Dataset records
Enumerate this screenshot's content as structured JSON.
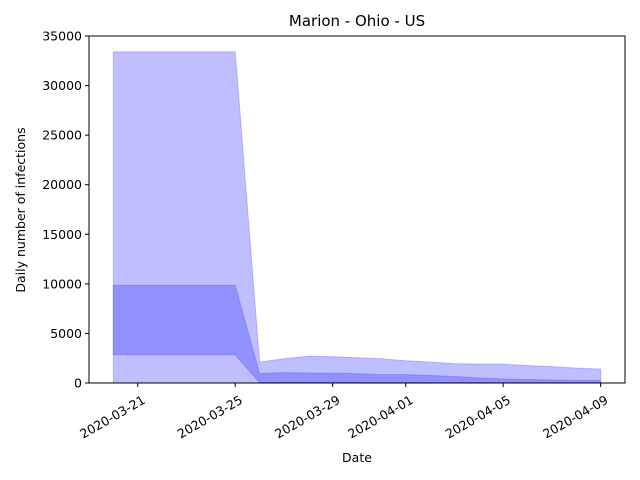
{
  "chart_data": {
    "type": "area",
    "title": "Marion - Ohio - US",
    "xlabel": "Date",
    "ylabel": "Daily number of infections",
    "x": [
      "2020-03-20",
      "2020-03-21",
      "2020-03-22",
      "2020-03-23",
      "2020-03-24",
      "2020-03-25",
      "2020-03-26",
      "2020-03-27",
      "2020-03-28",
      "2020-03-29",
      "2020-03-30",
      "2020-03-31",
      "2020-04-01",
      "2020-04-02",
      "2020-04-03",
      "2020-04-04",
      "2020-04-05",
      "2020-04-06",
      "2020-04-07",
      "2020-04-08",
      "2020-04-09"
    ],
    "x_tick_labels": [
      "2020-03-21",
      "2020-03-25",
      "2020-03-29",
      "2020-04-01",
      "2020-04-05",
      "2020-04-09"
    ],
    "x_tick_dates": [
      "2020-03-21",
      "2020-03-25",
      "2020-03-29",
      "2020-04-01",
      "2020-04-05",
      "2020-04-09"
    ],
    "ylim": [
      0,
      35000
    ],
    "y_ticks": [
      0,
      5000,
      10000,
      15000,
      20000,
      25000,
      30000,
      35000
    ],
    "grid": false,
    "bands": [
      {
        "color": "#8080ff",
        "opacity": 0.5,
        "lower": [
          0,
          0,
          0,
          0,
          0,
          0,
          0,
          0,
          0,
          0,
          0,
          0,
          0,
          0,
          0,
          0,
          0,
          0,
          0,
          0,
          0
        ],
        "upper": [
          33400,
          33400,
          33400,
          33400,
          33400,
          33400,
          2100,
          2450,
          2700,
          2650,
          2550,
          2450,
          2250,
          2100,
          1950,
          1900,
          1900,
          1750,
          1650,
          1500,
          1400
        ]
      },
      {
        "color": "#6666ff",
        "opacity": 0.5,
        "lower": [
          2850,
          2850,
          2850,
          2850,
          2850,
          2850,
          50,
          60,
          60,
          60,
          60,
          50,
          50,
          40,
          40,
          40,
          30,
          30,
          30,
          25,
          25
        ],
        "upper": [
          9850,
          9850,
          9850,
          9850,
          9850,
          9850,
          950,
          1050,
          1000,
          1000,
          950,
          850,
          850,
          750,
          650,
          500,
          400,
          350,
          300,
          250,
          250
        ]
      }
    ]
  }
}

--

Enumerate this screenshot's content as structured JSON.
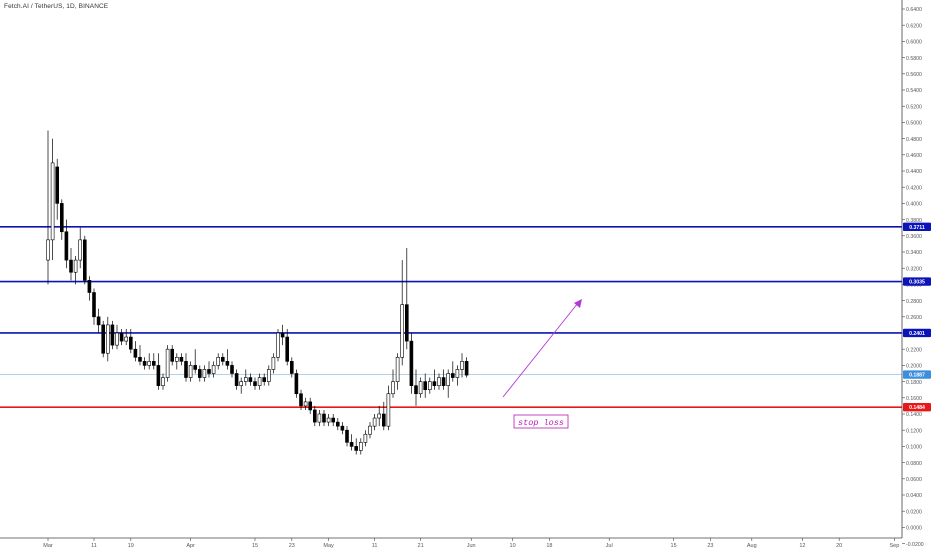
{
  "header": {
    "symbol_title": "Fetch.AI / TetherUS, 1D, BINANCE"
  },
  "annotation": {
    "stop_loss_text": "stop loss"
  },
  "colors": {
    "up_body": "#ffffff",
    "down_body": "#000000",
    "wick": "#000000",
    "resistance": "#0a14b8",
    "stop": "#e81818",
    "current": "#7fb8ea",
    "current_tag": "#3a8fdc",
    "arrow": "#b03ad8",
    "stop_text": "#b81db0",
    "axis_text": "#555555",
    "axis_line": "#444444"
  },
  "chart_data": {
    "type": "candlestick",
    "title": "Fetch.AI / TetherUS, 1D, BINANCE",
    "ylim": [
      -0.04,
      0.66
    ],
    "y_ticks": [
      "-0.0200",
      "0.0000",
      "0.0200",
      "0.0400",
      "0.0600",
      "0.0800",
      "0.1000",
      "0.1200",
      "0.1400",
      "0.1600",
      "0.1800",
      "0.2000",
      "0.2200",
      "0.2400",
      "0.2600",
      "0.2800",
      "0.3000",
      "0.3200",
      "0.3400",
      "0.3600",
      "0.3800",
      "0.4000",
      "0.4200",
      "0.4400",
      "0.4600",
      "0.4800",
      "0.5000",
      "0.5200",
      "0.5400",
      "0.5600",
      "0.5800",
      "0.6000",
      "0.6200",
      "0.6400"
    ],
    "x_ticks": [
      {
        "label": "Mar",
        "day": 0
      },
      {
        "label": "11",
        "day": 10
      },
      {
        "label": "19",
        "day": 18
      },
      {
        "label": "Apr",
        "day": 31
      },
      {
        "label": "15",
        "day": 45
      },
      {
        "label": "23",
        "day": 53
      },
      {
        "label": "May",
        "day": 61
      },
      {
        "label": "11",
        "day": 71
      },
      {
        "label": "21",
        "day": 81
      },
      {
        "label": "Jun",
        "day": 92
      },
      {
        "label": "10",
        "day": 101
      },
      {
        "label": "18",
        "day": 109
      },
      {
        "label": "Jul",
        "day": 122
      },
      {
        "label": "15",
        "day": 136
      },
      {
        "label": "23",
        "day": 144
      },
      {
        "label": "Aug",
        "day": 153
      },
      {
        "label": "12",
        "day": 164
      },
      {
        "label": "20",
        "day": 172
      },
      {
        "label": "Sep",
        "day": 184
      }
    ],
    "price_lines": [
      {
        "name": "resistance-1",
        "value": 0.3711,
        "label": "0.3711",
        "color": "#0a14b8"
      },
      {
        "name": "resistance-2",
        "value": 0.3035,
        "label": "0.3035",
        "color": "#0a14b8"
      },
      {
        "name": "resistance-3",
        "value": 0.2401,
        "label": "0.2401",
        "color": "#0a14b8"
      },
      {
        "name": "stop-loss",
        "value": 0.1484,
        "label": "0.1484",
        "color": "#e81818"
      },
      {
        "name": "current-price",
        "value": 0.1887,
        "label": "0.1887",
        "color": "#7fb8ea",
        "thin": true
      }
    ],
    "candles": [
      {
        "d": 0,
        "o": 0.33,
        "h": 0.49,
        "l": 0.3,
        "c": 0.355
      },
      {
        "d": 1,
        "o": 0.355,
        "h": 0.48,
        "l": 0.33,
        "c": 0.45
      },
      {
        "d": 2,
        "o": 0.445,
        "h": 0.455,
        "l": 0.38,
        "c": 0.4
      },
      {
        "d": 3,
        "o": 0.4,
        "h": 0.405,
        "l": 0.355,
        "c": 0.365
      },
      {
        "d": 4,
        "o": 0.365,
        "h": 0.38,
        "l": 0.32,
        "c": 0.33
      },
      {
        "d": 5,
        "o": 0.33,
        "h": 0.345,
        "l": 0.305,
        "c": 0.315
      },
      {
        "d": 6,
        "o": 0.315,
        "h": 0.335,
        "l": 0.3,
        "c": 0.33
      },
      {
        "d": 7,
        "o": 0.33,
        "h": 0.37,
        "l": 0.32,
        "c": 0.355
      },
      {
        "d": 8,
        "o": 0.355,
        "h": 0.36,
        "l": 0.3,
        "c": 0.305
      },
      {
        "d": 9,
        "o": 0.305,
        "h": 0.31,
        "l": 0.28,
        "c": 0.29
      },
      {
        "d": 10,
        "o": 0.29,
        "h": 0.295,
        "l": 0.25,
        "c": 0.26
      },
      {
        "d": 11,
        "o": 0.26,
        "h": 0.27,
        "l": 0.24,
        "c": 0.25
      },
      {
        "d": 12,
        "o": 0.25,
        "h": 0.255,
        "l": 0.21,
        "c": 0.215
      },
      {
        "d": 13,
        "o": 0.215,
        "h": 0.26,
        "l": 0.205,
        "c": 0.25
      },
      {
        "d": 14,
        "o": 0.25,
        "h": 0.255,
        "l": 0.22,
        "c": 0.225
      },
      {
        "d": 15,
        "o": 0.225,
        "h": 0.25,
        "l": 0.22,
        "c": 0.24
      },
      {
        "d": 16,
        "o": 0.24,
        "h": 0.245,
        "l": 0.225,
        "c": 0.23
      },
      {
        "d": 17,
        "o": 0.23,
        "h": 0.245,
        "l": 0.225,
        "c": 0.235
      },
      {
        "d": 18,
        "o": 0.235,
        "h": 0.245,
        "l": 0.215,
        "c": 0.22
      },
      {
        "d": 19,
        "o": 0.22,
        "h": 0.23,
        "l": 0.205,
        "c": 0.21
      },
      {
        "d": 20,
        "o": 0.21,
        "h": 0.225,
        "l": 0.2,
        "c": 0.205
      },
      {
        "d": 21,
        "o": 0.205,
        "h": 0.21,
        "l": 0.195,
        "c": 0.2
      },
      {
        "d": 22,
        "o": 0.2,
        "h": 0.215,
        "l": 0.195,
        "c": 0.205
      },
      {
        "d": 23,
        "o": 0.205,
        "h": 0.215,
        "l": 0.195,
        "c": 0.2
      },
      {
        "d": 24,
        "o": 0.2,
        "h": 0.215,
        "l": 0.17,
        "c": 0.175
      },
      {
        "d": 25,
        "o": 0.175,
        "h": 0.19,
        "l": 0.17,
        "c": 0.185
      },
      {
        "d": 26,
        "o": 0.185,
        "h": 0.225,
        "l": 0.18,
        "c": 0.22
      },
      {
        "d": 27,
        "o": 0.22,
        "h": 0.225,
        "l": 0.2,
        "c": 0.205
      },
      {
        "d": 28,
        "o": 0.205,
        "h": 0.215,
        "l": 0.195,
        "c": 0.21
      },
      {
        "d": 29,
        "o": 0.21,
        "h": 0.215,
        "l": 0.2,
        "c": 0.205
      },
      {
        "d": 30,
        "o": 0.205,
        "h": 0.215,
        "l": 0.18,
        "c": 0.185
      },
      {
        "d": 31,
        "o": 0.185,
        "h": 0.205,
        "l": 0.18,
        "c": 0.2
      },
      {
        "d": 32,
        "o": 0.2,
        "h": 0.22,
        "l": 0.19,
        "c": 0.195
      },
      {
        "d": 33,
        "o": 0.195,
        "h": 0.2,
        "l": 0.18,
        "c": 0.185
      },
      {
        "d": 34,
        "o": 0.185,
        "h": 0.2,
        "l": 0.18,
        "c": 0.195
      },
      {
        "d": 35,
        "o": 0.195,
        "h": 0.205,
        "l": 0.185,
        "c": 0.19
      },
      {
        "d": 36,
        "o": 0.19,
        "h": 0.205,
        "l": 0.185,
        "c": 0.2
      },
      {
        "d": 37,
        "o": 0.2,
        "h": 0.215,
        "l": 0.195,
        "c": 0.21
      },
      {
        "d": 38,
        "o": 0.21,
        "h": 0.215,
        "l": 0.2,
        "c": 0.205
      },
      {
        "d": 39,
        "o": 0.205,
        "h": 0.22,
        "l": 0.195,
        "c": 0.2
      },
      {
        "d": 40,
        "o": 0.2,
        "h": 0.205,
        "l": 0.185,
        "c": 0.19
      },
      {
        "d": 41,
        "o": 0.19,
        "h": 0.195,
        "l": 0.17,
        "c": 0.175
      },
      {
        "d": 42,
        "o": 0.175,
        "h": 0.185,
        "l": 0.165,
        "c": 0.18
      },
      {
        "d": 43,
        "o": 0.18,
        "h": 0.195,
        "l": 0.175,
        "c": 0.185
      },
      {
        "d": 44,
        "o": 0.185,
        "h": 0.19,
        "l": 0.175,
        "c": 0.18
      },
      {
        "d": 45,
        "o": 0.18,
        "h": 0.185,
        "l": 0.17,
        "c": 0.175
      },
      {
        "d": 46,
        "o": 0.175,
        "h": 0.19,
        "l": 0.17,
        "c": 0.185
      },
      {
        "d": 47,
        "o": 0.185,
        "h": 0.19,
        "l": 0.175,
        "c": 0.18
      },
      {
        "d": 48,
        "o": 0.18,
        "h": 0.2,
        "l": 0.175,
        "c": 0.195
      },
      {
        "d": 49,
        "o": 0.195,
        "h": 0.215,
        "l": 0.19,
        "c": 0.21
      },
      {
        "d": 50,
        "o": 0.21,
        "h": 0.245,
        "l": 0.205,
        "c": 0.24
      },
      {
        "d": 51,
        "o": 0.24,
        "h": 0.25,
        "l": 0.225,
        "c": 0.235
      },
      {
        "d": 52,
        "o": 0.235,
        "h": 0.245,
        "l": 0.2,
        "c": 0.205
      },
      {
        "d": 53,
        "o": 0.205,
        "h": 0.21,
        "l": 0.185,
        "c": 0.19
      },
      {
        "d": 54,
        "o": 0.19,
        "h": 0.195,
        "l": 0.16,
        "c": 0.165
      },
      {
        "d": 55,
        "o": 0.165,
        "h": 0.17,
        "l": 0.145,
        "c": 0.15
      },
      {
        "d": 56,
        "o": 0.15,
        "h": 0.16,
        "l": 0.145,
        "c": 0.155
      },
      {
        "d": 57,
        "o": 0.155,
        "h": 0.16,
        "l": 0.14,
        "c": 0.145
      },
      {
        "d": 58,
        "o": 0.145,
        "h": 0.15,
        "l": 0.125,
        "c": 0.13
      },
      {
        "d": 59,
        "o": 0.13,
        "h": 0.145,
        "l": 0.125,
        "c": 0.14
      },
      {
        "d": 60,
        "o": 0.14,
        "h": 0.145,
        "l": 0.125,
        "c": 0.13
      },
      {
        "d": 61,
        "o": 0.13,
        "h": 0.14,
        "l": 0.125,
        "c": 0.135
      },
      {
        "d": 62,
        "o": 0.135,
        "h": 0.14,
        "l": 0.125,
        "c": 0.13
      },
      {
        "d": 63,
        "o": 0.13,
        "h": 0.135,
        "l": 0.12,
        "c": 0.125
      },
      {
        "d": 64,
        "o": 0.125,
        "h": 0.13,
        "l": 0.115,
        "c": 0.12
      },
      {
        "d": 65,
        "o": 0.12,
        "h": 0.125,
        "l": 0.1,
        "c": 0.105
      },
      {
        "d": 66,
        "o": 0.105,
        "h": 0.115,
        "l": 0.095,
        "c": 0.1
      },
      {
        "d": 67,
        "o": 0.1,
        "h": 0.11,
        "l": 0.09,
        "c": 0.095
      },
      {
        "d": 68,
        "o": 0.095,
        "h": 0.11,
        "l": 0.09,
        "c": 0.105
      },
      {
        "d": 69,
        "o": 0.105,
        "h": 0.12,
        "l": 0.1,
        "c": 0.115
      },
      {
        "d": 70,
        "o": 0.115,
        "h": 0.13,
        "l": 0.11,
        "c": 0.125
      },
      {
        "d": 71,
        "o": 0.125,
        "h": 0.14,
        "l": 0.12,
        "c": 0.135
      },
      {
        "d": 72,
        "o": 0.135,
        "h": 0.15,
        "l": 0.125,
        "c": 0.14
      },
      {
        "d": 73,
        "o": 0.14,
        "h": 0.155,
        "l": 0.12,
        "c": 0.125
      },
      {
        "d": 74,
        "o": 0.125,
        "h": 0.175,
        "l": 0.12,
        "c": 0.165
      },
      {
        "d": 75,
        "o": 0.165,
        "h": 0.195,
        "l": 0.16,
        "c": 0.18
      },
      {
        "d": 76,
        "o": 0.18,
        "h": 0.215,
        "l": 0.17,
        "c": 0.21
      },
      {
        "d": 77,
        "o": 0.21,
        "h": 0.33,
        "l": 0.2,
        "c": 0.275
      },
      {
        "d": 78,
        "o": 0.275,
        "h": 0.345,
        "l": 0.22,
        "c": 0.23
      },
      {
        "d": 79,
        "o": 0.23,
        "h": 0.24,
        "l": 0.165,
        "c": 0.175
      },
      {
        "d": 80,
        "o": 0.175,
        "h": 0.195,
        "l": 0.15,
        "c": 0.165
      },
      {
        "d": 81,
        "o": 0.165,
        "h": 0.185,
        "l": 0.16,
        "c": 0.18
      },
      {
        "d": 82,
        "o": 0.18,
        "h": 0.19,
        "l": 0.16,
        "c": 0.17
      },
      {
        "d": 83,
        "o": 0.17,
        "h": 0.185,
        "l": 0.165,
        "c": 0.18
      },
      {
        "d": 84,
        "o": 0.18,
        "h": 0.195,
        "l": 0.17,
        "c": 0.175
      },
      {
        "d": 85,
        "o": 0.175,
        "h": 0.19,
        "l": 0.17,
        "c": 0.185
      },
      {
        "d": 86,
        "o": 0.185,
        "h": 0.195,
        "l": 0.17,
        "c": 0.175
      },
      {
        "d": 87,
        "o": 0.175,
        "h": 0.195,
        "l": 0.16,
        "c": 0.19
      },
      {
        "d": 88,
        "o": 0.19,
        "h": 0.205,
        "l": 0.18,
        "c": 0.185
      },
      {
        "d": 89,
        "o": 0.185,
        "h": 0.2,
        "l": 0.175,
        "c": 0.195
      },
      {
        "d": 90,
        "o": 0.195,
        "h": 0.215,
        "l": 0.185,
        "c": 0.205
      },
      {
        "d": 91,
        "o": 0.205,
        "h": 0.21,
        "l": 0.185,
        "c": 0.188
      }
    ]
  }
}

• **Written task**
Display every line of the listing that contains the string "Fetch".

• **Result**
    "symbol_title": "Fetch.AI / TetherUS, 1D, BINANCE"
    "title": "Fetch.AI / TetherUS, 1D, BINANCE",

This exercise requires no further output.